→ **Written request**:
In the climbing diary below, which route is the guest Craig McGee keen on climbing?

DAY 3 (Thursday September 5, 2013)
Had a fun day out with Claire, Cory and Sarah on Gooseberry 5.8 today. We swapped leads throughout the day (e.g. I led Cory up the first half behind Claire who was leading Sarah, and then we rotated and I was a guest on the second half of the route). I was assigned the lead guide role for the technical descent (a.k.a. rappels) and we all managed to escape unharmed. Overall we were fairly efficient and down early (1:30 pm) so we went over to Ballista 5.10c and I led Sarah up the first pitch and lowered her down on a munter. Cory did the same with Claire as his guest. Today we were still allowed to ask questions during the climb and it was nice to discuss guiding issues with Sarah; tomorrow we're on our own! We are all hoping the wet weather will skirt us tonight.
DAY 4 (Friday September 6, 2013)
Today was the "speed ascent with technical descent" day and our team climbed Geriatric 5.8 followed by Raptor 5.10c. We rappelled from the top of Pitch 6 of Geriatric and from the top of Pitch 7 of Raptor. I was out front guiding Derek in the morning (guide's meeting, approach hike, approach "pitch" and Pitches 1-3 of Geriatric). Then I became a client for the rest of that route. We were cold and shivering for most of Geriatric and once back on the ground we put on rain pants and jackets for the rest of the day. On Raptor I guided Cory, following behind Claire and Derek, and given the focus on speed and efficiency, we were allowed (and encouraged!) to "French Free" the greasy moves. Yay! Overall we were lucky with the weather and managed to sneak in 13 pitches of climbing/rapping before the rain hit Canmore. Let's see what tomorrow brings!
DAY 5 (Saturday September 7, 2013)
We used today's wet and rainy weather as best we could. Our goal today was to practice and receive coaching on parallel rope configuration. Our group went to a new route near Raven's crag in Banff. All three groups got rained out after a couple of pitches and rappelled. The techniques I learned in Alaska were helpful: I rappelled wearing paddling neoprene gloves, had everything in a giant Ziploc and hiked in with a dry bag backpack! In the afternoon we drove to the base of Mt. Rundle and managed to sneak in a few pitches of Rundlehorn during a lull. Cory led in the morning and Claire in the afternoon. We got home early (5:30pm) and are now preparing for a big day on Yamnuska tomorrow. Forbidden Corner is the route our guest (Craig McGee) is keen on climbing.

→ **Provided information**:
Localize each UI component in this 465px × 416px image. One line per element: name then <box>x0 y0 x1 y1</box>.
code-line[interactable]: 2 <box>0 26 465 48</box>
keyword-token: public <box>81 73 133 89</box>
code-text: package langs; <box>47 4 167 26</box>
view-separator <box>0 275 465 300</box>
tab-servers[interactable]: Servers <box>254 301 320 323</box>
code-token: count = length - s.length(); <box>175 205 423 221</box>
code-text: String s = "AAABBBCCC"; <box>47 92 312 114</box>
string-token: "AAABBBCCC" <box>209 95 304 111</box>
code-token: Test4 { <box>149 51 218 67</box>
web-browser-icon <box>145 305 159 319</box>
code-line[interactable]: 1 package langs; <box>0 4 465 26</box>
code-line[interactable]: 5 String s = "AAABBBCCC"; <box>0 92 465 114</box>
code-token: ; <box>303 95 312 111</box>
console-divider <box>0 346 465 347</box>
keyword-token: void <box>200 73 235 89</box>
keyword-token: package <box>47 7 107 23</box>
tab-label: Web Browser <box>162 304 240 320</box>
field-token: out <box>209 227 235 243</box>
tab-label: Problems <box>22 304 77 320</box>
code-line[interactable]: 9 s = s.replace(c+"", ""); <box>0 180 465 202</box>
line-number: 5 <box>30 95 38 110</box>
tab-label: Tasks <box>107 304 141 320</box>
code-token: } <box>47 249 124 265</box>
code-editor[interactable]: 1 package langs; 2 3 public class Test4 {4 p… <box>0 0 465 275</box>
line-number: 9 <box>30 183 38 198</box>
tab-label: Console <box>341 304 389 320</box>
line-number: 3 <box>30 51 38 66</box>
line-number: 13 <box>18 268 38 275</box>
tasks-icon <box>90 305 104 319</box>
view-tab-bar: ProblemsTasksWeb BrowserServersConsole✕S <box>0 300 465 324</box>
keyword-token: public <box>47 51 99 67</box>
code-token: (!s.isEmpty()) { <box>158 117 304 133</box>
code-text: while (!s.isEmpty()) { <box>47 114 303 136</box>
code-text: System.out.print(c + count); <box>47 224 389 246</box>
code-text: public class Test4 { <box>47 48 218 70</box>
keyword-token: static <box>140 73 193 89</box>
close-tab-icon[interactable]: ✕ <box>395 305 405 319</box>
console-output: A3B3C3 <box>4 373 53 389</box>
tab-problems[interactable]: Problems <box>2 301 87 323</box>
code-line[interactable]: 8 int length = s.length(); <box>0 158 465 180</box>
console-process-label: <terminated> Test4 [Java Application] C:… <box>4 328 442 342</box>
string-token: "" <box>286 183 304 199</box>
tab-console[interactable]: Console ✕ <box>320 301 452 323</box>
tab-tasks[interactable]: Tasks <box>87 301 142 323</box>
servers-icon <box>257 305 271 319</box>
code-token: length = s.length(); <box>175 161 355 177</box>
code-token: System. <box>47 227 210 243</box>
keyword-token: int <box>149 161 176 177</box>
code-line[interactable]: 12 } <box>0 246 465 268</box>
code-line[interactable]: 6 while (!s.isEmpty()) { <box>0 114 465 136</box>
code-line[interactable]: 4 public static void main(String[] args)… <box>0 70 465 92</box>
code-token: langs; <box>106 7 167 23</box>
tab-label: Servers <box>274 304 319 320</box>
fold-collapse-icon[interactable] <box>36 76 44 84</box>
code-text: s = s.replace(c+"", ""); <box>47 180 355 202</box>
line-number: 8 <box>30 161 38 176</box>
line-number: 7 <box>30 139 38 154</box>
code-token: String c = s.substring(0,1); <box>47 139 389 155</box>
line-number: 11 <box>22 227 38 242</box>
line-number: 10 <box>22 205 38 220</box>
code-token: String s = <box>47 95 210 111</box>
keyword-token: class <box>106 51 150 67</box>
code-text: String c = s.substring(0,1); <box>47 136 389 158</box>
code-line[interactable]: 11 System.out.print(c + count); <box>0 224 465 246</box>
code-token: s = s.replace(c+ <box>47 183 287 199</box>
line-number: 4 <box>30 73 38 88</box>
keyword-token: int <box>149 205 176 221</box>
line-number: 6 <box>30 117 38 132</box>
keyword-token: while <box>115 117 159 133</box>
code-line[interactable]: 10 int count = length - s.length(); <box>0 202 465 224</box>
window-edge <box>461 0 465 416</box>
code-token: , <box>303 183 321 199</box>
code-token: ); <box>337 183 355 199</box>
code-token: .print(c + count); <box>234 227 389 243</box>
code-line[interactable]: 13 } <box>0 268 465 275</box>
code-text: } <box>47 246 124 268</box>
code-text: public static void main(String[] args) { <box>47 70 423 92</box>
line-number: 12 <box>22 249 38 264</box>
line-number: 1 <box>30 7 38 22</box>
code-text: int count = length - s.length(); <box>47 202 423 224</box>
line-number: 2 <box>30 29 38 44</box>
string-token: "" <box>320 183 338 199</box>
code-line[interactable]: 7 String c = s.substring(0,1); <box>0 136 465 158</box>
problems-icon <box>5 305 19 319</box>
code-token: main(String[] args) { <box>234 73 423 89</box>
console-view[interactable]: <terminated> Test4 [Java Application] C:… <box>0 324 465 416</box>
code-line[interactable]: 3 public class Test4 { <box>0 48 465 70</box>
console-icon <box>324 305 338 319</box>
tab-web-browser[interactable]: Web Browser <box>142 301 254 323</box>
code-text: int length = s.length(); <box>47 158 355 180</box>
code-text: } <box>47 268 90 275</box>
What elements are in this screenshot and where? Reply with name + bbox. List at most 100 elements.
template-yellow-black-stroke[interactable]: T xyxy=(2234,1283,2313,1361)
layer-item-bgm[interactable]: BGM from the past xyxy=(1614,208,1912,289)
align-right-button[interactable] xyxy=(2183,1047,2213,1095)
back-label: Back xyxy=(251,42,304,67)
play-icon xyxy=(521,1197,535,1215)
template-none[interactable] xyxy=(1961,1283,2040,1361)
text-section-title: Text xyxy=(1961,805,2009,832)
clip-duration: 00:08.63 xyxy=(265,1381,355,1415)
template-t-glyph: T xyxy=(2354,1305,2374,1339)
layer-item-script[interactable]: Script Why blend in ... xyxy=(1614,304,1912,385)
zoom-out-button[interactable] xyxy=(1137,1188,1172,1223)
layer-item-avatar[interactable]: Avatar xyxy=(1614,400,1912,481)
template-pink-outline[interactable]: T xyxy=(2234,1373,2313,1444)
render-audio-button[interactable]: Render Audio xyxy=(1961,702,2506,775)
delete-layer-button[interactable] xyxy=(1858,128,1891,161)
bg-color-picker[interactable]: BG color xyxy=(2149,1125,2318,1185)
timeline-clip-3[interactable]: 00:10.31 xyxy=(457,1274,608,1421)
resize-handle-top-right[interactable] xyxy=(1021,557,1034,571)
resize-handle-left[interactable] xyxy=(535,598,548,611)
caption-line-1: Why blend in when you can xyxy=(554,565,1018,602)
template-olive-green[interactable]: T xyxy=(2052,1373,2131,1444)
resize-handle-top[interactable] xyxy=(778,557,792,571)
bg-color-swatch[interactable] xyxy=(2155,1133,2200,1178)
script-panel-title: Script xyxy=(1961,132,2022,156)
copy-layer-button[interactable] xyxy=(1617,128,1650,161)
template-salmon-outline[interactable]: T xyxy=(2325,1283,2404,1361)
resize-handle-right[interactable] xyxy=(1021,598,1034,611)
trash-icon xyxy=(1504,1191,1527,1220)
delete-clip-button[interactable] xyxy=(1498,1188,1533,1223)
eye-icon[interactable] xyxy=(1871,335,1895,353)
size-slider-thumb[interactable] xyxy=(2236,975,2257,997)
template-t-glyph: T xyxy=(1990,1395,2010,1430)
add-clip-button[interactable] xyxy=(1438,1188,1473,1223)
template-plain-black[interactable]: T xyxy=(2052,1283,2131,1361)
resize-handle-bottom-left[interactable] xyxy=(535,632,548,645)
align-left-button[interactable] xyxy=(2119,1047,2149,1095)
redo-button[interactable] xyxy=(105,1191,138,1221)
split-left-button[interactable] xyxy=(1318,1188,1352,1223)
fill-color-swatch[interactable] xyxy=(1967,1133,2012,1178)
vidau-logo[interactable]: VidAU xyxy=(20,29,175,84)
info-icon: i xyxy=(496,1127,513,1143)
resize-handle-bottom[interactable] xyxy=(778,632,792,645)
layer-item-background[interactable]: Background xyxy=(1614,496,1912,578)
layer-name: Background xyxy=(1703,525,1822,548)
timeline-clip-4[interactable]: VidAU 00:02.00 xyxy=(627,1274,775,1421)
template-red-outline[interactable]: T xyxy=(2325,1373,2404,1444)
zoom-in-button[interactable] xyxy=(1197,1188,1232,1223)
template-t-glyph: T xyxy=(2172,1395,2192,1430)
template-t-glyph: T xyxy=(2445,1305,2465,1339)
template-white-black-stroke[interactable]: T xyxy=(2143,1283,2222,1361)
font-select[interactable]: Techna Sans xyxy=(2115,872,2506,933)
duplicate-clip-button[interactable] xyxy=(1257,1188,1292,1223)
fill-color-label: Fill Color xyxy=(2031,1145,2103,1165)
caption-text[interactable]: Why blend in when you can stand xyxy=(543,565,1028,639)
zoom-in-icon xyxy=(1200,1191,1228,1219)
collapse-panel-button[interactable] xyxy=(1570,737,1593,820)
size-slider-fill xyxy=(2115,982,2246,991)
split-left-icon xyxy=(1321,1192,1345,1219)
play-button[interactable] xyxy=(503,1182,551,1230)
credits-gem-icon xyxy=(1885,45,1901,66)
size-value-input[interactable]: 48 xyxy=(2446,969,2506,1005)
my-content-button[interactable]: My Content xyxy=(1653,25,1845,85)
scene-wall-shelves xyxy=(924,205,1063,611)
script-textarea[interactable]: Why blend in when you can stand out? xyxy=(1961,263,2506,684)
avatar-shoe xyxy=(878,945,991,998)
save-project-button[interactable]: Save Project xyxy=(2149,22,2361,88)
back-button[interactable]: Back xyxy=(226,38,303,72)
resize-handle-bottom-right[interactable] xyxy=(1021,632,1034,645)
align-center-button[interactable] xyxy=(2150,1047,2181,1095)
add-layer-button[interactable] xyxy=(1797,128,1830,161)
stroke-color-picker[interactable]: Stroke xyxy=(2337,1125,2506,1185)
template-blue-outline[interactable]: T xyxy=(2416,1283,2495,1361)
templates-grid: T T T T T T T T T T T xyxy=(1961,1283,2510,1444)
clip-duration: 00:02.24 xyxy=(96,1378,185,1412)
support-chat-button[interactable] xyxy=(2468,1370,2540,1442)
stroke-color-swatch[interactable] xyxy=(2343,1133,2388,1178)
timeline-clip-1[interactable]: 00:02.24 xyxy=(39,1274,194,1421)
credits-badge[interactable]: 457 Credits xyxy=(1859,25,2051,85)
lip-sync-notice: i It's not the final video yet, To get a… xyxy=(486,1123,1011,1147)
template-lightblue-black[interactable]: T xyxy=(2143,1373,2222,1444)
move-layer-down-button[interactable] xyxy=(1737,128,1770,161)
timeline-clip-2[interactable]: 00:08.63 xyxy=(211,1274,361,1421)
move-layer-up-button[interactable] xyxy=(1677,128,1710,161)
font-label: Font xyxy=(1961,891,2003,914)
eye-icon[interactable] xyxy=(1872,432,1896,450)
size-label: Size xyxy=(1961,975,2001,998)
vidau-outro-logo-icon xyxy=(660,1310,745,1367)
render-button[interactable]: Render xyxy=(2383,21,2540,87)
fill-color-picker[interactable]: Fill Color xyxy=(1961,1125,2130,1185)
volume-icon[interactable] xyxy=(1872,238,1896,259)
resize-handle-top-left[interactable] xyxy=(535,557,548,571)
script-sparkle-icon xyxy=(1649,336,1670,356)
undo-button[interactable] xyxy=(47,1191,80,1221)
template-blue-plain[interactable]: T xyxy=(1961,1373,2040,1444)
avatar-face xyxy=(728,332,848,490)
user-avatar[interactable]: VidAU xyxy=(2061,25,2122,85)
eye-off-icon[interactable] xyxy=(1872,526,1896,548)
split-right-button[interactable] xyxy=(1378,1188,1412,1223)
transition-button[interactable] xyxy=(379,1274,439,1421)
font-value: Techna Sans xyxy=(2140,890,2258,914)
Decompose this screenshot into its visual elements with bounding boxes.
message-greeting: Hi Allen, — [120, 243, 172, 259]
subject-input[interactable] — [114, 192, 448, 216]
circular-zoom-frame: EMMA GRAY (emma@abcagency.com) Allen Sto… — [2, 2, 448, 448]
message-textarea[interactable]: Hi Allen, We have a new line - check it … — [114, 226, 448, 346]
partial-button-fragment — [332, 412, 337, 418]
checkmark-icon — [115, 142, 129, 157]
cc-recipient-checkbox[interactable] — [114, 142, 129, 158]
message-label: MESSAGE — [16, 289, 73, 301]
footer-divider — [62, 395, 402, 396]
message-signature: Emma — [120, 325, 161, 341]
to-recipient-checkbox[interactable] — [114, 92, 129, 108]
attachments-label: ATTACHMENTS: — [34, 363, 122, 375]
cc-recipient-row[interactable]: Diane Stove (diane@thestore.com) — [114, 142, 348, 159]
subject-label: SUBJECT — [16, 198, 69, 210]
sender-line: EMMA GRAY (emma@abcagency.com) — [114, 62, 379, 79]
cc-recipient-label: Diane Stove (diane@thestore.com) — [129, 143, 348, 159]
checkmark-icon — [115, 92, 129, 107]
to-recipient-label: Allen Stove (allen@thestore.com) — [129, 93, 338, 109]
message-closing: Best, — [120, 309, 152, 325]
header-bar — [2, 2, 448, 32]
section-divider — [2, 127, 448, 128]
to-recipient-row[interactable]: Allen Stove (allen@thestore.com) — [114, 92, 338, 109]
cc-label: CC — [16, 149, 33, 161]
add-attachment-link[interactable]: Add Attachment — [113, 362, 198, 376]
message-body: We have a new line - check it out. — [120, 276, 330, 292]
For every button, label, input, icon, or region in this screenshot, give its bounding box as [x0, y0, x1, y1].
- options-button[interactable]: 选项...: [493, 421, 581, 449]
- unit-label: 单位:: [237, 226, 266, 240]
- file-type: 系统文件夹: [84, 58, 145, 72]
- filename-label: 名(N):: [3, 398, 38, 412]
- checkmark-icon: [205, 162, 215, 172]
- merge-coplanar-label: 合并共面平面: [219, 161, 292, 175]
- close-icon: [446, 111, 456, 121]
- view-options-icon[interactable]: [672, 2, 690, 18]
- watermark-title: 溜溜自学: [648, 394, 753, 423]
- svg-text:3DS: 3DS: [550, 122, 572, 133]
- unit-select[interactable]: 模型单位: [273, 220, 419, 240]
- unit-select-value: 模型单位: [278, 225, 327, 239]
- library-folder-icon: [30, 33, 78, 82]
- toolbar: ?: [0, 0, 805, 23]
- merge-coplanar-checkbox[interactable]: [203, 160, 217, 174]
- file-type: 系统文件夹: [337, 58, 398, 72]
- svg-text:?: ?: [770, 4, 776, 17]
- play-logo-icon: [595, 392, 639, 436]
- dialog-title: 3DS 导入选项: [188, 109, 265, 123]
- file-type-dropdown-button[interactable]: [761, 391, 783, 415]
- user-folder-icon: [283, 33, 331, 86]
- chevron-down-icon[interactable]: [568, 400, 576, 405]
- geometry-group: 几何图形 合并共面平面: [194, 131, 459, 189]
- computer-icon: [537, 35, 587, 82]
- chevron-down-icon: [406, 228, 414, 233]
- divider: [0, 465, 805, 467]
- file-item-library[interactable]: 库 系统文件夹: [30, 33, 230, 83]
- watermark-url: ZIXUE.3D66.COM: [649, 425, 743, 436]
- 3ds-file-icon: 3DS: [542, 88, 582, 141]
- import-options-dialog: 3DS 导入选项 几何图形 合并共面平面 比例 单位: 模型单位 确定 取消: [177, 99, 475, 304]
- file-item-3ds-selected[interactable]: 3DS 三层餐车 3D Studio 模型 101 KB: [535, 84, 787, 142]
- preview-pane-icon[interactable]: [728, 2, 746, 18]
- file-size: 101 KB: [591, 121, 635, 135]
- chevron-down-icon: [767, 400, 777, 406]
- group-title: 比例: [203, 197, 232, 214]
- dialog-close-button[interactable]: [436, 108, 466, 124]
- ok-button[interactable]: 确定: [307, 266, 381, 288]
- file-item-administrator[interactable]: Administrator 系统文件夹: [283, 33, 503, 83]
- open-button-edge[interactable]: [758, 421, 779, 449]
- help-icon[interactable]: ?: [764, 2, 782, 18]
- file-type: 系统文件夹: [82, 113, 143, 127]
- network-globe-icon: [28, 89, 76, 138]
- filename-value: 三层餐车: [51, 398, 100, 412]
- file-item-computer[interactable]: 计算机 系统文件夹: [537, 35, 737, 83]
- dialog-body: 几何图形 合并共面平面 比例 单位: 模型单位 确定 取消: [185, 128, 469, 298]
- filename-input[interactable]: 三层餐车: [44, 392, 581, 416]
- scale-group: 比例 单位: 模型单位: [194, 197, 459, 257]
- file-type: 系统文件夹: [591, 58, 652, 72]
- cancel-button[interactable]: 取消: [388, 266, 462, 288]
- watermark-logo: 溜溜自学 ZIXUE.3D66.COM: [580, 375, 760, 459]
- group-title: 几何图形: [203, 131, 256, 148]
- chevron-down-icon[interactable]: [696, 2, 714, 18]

→ **Written answer**:
Forbidden Corner.